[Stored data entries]
>> begin

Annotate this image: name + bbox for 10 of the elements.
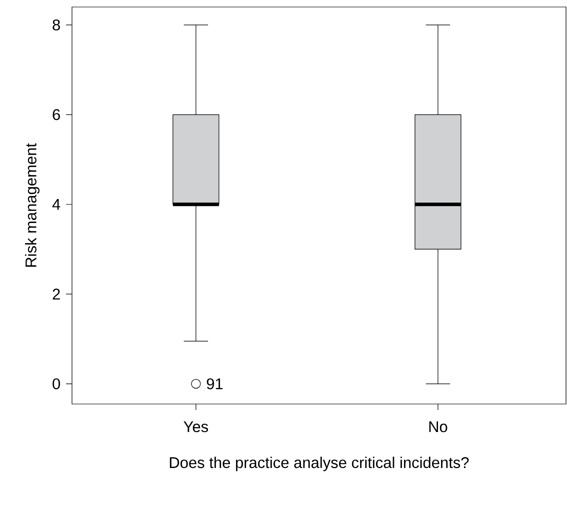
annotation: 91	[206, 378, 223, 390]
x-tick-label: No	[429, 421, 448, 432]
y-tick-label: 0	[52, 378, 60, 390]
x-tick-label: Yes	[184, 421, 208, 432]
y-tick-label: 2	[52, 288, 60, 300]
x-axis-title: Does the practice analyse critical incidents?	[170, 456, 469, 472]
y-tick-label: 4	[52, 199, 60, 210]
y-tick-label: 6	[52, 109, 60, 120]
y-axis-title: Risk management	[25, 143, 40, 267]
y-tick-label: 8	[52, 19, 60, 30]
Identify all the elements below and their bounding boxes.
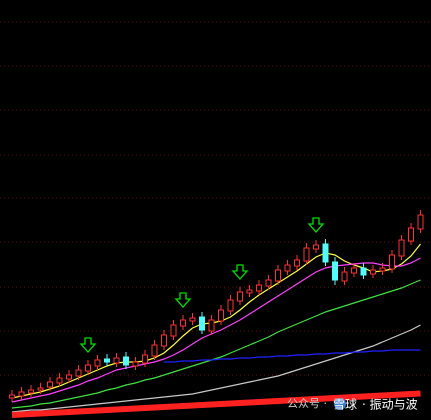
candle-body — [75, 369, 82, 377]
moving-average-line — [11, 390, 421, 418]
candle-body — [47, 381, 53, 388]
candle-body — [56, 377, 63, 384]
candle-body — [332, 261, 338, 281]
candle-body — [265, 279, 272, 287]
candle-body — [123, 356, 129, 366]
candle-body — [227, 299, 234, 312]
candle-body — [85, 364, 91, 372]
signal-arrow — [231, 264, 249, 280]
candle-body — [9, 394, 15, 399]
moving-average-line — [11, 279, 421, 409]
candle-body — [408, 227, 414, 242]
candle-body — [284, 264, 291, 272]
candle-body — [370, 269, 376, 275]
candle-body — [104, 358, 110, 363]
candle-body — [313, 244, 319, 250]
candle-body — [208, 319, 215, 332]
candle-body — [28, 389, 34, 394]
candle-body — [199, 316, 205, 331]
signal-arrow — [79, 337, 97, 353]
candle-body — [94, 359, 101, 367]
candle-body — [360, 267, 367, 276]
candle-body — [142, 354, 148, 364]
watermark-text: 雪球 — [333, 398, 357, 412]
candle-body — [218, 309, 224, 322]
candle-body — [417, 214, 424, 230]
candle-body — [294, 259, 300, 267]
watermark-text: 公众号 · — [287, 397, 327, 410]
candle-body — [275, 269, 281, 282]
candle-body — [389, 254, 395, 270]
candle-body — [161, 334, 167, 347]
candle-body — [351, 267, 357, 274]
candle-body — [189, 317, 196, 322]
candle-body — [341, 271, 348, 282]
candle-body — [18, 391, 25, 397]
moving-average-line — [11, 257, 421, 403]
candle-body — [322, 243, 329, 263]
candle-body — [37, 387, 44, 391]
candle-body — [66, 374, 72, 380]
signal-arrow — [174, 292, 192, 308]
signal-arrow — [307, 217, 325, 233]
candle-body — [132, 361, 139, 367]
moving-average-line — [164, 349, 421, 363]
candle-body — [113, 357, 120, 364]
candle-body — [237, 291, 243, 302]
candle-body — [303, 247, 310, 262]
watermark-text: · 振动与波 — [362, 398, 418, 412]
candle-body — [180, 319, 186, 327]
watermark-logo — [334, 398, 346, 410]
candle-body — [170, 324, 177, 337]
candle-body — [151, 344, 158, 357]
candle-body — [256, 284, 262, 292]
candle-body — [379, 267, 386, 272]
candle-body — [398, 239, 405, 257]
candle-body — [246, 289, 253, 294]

>> end
>> begin

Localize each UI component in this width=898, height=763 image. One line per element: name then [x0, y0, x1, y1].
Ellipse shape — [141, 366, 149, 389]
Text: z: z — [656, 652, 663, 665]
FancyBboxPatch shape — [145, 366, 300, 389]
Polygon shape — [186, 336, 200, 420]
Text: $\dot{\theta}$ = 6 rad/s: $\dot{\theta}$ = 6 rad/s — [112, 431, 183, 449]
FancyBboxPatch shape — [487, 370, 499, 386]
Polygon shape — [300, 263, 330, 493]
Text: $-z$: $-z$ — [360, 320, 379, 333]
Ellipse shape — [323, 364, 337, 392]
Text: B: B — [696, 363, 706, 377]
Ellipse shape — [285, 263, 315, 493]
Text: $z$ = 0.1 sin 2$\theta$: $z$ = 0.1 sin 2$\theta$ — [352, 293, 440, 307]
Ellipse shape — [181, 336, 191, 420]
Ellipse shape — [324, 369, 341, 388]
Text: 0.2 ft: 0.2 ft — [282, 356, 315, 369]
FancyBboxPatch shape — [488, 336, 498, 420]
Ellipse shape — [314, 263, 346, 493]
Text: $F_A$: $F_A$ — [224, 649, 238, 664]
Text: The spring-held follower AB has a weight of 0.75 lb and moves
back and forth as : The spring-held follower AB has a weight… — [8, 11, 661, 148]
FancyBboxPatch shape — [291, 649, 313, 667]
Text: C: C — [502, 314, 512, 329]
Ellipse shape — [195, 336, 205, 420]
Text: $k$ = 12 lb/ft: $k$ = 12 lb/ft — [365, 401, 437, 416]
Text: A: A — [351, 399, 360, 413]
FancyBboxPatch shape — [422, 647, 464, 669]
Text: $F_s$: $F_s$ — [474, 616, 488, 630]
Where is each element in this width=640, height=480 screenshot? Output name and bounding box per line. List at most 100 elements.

>> end
>> begin

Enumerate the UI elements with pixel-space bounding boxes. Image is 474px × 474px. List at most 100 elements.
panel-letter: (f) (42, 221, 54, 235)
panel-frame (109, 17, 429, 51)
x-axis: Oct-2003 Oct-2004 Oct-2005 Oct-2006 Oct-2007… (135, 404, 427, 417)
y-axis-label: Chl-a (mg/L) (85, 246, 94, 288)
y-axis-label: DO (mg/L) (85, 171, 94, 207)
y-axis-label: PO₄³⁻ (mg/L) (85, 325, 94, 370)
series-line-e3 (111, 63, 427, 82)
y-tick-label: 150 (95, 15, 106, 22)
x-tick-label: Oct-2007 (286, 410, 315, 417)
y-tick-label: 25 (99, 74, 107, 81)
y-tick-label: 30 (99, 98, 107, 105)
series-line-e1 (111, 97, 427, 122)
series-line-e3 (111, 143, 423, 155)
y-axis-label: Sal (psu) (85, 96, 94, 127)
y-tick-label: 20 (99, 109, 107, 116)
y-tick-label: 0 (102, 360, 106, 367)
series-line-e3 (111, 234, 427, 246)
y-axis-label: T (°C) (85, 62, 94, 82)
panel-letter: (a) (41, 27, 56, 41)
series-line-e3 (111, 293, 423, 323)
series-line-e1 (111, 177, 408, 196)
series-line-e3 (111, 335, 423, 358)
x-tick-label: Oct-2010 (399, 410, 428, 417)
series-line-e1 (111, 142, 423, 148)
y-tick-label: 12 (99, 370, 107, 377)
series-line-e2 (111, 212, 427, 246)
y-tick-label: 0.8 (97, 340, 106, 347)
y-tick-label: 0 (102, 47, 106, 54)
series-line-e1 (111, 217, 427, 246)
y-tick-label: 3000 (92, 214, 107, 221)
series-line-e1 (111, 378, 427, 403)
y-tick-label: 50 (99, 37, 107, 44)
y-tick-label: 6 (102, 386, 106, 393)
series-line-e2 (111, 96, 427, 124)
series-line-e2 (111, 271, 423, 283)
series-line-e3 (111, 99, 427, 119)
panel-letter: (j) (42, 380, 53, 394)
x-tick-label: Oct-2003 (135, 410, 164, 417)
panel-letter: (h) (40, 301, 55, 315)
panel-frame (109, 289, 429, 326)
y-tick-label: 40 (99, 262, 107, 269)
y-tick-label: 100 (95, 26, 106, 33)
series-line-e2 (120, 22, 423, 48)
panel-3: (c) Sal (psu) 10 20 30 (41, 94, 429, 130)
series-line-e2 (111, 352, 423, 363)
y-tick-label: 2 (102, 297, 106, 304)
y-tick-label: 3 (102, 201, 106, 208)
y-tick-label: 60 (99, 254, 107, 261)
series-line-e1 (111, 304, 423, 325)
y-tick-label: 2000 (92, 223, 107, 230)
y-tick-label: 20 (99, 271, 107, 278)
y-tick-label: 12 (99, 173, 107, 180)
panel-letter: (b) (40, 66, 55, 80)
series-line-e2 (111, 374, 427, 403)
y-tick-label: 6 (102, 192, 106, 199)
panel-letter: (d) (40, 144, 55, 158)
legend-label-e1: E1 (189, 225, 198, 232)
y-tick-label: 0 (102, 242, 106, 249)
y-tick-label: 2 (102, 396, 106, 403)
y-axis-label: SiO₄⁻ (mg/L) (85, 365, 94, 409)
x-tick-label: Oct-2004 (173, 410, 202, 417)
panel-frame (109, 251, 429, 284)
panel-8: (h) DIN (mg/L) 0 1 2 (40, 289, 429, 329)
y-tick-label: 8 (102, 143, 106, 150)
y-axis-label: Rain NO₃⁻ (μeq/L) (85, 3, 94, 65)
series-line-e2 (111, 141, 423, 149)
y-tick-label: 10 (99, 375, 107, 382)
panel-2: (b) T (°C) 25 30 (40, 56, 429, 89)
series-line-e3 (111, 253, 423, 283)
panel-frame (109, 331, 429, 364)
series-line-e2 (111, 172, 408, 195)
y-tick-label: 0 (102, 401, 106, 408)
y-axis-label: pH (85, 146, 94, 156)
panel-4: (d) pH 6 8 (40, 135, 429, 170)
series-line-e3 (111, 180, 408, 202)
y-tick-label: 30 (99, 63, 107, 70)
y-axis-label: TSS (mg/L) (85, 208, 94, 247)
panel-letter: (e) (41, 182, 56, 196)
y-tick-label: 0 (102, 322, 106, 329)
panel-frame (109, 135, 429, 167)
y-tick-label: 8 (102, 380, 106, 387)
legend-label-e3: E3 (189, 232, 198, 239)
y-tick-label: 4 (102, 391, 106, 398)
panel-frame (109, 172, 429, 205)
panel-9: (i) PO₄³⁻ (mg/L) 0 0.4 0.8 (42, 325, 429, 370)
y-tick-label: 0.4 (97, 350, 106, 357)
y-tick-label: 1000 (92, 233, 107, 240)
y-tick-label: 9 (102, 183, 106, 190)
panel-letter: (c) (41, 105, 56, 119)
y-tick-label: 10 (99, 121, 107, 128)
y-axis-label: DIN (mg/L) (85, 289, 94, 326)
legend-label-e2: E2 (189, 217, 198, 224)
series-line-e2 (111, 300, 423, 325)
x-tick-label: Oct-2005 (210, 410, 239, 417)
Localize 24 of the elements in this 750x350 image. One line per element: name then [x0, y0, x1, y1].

>> end

• **Problem details**
Output verbatim the lines of the entries above, beginning with the line that contains "Annotate this image: name" and running through the line that contains "Identify all the", with both of those lines included and the pictures left out.

• **Right answer**
Annotate this image: name + bbox for 10 of the elements.
annotation: 91	[206, 378, 223, 390]
x-tick-label: No	[429, 421, 448, 432]
y-tick-label: 0	[52, 378, 60, 390]
x-tick-label: Yes	[184, 421, 208, 432]
y-tick-label: 2	[52, 288, 60, 300]
x-axis-title: Does the practice analyse critical incidents?	[170, 456, 469, 472]
y-tick-label: 4	[52, 199, 60, 210]
y-tick-label: 6	[52, 109, 60, 120]
y-axis-title: Risk management	[25, 143, 40, 267]
y-tick-label: 8	[52, 19, 60, 30]
Identify all the elements below and their bounding boxes.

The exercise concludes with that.